● **Source records**:
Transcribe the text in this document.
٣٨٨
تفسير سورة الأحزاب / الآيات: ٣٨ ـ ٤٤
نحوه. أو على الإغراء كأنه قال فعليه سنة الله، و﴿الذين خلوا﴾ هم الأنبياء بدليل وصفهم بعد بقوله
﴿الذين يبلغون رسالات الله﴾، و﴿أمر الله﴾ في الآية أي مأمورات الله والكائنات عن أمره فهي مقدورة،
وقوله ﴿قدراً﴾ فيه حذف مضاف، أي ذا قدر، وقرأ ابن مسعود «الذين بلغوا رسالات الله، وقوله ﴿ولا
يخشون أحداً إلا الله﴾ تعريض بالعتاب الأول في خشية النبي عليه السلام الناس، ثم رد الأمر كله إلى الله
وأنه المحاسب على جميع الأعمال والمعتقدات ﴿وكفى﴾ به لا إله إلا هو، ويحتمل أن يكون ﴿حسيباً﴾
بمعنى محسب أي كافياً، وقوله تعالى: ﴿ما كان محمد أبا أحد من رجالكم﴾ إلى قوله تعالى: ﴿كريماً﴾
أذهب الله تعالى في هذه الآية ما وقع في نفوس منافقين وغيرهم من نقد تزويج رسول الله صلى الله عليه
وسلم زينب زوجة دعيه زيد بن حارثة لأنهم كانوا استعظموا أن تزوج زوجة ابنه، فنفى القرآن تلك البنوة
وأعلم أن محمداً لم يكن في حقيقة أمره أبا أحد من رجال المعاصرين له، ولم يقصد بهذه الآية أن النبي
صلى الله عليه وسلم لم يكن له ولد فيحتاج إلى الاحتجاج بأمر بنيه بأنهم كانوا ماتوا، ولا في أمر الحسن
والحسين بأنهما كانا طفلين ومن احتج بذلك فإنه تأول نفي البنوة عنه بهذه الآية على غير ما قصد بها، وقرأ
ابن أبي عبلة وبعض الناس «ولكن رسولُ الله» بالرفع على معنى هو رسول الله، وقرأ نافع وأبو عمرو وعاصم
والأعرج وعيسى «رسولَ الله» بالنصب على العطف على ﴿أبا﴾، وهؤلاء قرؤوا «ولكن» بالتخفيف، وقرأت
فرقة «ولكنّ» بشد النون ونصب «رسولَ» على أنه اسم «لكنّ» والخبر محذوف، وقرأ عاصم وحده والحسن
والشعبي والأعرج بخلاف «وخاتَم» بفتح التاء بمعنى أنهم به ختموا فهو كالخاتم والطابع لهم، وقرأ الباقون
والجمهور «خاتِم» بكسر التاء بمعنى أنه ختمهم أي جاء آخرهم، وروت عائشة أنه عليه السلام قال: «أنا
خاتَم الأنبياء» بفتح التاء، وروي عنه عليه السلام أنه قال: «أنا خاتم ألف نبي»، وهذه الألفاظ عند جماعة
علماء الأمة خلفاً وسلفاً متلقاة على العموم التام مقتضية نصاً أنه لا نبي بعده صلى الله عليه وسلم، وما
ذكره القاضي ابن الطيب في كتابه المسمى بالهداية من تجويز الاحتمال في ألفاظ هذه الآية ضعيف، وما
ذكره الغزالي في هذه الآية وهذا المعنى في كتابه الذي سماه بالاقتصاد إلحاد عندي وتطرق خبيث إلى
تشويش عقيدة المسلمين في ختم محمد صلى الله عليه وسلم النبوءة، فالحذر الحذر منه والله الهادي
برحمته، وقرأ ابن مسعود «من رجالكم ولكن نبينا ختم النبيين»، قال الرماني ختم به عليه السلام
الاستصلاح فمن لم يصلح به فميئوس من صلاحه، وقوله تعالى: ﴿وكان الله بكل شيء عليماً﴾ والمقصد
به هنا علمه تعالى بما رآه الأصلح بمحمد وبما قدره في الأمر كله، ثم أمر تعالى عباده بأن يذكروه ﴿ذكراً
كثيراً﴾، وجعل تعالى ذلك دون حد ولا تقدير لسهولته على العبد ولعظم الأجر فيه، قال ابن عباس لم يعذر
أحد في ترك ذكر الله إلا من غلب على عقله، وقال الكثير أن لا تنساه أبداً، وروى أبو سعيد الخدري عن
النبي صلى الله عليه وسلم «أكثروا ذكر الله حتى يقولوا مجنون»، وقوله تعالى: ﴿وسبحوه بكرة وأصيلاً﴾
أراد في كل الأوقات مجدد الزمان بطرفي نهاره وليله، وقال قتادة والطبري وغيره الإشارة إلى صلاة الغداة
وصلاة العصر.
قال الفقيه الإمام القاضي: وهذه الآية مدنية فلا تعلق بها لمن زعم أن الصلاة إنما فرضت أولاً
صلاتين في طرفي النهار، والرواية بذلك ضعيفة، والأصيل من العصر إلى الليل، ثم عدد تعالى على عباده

● **Set exercise**: Write out the entries above once more, without altering anything.

● **Answer to the problem**:
Transcribe the text in this document.
٣٨٨
تفسير سورة الأحزاب / الآيات: ٣٨ ـ ٤٤
نحوه. أو على الإغراء كأنه قال فعليه سنة الله، و﴿الذين خلوا﴾ هم الأنبياء بدليل وصفهم بعد بقوله
﴿الذين يبلغون رسالات الله﴾، و﴿أمر الله﴾ في الآية أي مأمورات الله والكائنات عن أمره فهي مقدورة،
وقوله ﴿قدراً﴾ فيه حذف مضاف، أي ذا قدر، وقرأ ابن مسعود «الذين بلغوا رسالات الله، وقوله ﴿ولا
يخشون أحداً إلا الله﴾ تعريض بالعتاب الأول في خشية النبي عليه السلام الناس، ثم رد الأمر كله إلى الله
وأنه المحاسب على جميع الأعمال والمعتقدات ﴿وكفى﴾ به لا إله إلا هو، ويحتمل أن يكون ﴿حسيباً﴾
بمعنى محسب أي كافياً، وقوله تعالى: ﴿ما كان محمد أبا أحد من رجالكم﴾ إلى قوله تعالى: ﴿كريماً﴾
أذهب الله تعالى في هذه الآية ما وقع في نفوس منافقين وغيرهم من نقد تزويج رسول الله صلى الله عليه
وسلم زينب زوجة دعيه زيد بن حارثة لأنهم كانوا استعظموا أن تزوج زوجة ابنه، فنفى القرآن تلك البنوة
وأعلم أن محمداً لم يكن في حقيقة أمره أبا أحد من رجال المعاصرين له، ولم يقصد بهذه الآية أن النبي
صلى الله عليه وسلم لم يكن له ولد فيحتاج إلى الاحتجاج بأمر بنيه بأنهم كانوا ماتوا، ولا في أمر الحسن
والحسين بأنهما كانا طفلين ومن احتج بذلك فإنه تأول نفي البنوة عنه بهذه الآية على غير ما قصد بها، وقرأ
ابن أبي عبلة وبعض الناس «ولكن رسولُ الله» بالرفع على معنى هو رسول الله، وقرأ نافع وأبو عمرو وعاصم
والأعرج وعيسى «رسولَ الله» بالنصب على العطف على ﴿أبا﴾، وهؤلاء قرؤوا «ولكن» بالتخفيف، وقرأت
فرقة «ولكنّ» بشد النون ونصب «رسولَ» على أنه اسم «لكنّ» والخبر محذوف، وقرأ عاصم وحده والحسن
والشعبي والأعرج بخلاف «وخاتَم» بفتح التاء بمعنى أنهم به ختموا فهو كالخاتم والطابع لهم، وقرأ الباقون
والجمهور «خاتِم» بكسر التاء بمعنى أنه ختمهم أي جاء آخرهم، وروت عائشة أنه عليه السلام قال: «أنا
خاتَم الأنبياء» بفتح التاء، وروي عنه عليه السلام أنه قال: «أنا خاتم ألف نبي»، وهذه الألفاظ عند جماعة
علماء الأمة خلفاً وسلفاً متلقاة على العموم التام مقتضية نصاً أنه لا نبي بعده صلى الله عليه وسلم، وما
ذكره القاضي ابن الطيب في كتابه المسمى بالهداية من تجويز الاحتمال في ألفاظ هذه الآية ضعيف، وما
ذكره الغزالي في هذه الآية وهذا المعنى في كتابه الذي سماه بالاقتصاد إلحاد عندي وتطرق خبيث إلى
تشويش عقيدة المسلمين في ختم محمد صلى الله عليه وسلم النبوءة، فالحذر الحذر منه والله الهادي
برحمته، وقرأ ابن مسعود «من رجالكم ولكن نبينا ختم النبيين»، قال الرماني ختم به عليه السلام
الاستصلاح فمن لم يصلح به فميئوس من صلاحه، وقوله تعالى: ﴿وكان الله بكل شيء عليماً﴾ والمقصد
به هنا علمه تعالى بما رآه الأصلح بمحمد وبما قدره في الأمر كله، ثم أمر تعالى عباده بأن يذكروه ﴿ذكراً
كثيراً﴾، وجعل تعالى ذلك دون حد ولا تقدير لسهولته على العبد ولعظم الأجر فيه، قال ابن عباس لم يعذر
أحد في ترك ذكر الله إلا من غلب على عقله، وقال الكثير أن لا تنساه أبداً، وروى أبو سعيد الخدري عن
النبي صلى الله عليه وسلم «أكثروا ذكر الله حتى يقولوا مجنون»، وقوله تعالى: ﴿وسبحوه بكرة وأصيلاً﴾
أراد في كل الأوقات مجدد الزمان بطرفي نهاره وليله، وقال قتادة والطبري وغيره الإشارة إلى صلاة الغداة
وصلاة العصر.
قال الفقيه الإمام القاضي: وهذه الآية مدنية فلا تعلق بها لمن زعم أن الصلاة إنما فرضت أولاً
صلاتين في طرفي النهار، والرواية بذلك ضعيفة، والأصيل من العصر إلى الليل، ثم عدد تعالى على عباده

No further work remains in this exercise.